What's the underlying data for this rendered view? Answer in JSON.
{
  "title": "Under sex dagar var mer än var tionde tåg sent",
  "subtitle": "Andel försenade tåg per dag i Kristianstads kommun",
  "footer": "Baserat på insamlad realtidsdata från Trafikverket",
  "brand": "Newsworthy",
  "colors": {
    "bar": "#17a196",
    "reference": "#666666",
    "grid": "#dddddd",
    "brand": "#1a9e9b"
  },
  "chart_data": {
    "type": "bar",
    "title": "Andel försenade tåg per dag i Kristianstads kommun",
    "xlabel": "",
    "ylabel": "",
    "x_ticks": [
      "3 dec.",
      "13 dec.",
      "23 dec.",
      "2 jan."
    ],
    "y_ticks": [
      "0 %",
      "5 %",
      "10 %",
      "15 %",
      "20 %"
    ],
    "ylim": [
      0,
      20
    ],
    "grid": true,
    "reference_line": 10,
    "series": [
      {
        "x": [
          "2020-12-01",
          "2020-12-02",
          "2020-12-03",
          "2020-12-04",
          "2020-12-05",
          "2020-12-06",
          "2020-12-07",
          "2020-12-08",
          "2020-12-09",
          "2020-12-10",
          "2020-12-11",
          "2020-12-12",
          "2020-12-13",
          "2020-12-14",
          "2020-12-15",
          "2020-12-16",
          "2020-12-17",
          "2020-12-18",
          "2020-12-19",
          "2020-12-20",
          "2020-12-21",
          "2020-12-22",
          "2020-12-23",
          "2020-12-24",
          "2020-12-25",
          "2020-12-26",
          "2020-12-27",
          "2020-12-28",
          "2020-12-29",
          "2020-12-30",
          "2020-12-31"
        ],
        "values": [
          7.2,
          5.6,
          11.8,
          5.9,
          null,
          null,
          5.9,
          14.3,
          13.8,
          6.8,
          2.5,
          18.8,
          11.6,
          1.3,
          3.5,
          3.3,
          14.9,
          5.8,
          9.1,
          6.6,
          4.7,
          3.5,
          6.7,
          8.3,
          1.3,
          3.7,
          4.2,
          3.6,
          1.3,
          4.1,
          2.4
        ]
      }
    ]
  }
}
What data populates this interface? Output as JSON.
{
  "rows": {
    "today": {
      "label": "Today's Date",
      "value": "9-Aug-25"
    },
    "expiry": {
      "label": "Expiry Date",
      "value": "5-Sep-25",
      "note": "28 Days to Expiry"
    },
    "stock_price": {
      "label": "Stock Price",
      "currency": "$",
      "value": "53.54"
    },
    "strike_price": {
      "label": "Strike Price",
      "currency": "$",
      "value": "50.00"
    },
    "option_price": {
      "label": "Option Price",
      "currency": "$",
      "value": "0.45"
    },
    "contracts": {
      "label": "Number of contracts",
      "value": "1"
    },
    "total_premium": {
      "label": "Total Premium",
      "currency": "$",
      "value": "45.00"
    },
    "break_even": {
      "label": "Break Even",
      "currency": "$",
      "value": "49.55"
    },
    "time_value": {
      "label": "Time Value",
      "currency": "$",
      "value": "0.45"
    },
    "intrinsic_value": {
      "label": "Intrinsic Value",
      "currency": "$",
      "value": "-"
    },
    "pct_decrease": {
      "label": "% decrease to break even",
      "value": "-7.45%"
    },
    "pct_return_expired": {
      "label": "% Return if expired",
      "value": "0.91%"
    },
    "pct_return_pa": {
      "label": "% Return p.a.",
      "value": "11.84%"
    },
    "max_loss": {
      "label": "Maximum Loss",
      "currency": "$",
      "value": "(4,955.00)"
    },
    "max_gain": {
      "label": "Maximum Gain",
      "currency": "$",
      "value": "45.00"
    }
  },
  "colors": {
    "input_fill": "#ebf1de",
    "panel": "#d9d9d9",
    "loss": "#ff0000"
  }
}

...

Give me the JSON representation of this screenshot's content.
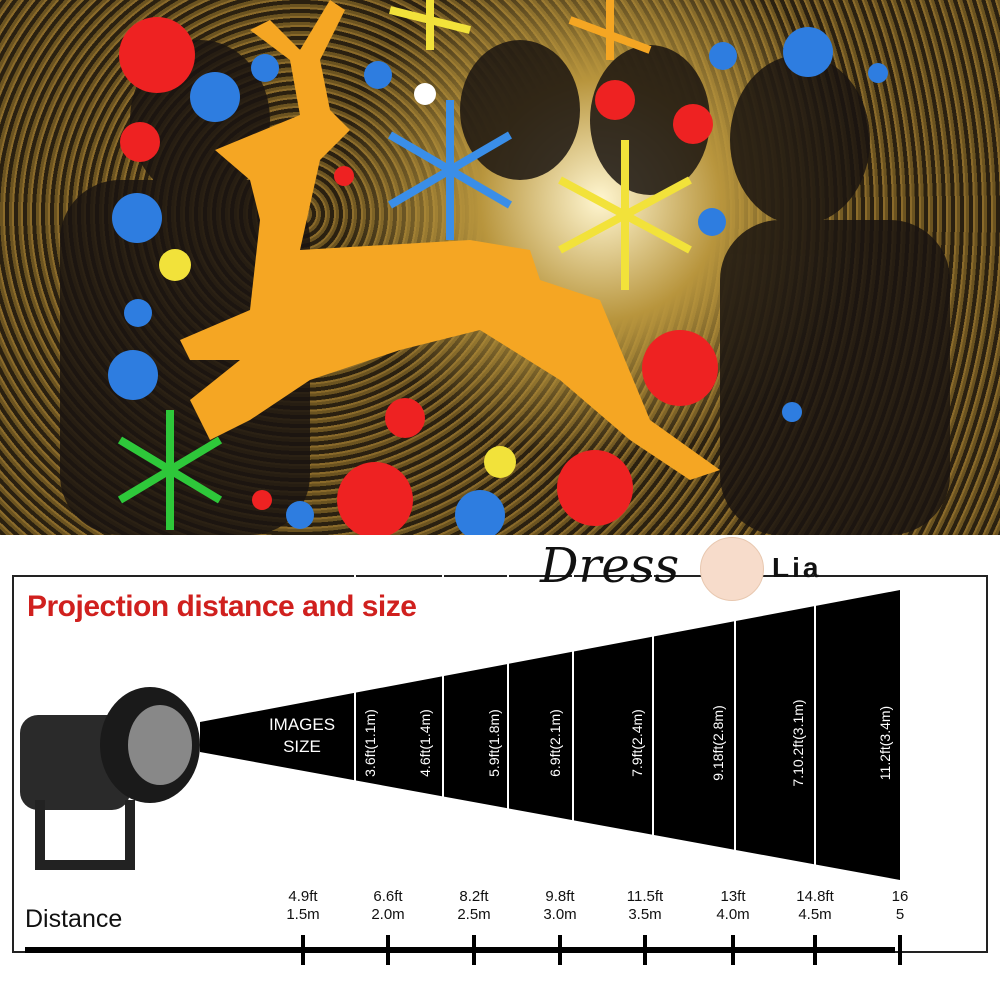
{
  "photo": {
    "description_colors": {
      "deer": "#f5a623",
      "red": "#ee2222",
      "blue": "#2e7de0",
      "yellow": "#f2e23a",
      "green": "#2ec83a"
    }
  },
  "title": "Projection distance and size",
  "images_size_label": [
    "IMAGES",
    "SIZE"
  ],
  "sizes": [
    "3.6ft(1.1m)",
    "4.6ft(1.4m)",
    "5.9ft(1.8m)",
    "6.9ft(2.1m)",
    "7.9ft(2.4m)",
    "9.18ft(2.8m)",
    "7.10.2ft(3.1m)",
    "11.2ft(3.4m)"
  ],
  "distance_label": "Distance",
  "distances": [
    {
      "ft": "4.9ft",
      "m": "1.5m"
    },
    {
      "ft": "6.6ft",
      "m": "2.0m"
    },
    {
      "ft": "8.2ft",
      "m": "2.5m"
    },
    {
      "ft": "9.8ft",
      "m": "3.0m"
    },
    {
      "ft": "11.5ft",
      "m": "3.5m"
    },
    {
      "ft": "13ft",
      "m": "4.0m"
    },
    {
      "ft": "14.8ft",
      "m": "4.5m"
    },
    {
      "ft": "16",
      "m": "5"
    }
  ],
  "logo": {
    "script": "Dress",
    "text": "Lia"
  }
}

---

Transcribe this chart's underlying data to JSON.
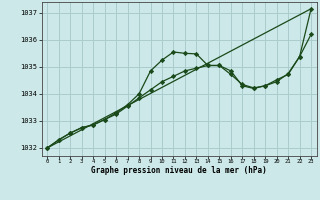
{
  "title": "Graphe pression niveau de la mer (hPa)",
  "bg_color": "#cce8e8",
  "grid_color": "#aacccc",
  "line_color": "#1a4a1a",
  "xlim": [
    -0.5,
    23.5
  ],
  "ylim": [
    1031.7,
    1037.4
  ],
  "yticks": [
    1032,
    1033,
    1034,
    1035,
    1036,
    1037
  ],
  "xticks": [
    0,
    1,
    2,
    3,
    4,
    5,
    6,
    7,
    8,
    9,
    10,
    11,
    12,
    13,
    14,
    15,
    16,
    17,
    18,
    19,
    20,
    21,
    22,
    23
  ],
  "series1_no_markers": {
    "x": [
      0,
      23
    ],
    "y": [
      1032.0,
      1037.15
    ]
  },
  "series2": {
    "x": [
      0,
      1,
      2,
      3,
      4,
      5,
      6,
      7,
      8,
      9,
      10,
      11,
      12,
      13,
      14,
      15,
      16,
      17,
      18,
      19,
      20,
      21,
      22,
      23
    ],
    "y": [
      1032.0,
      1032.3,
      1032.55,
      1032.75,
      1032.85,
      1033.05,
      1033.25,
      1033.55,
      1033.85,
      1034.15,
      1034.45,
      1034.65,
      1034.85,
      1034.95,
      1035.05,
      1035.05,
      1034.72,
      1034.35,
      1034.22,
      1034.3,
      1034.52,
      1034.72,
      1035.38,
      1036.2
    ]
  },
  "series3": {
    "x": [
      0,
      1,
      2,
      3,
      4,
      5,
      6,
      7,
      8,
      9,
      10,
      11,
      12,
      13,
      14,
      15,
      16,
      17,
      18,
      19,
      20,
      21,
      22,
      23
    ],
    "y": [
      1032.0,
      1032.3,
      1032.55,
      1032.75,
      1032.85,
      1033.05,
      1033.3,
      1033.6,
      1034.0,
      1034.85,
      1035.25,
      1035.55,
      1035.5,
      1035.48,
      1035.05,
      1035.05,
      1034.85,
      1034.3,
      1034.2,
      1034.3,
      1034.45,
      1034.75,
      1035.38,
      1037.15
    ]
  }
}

WHAT YOU SHOULD DO – Collect the lines of the data that carry the word "contracts".

ANSWER TO THIS TASK –
    "contracts": {
      "label": "Number of contracts",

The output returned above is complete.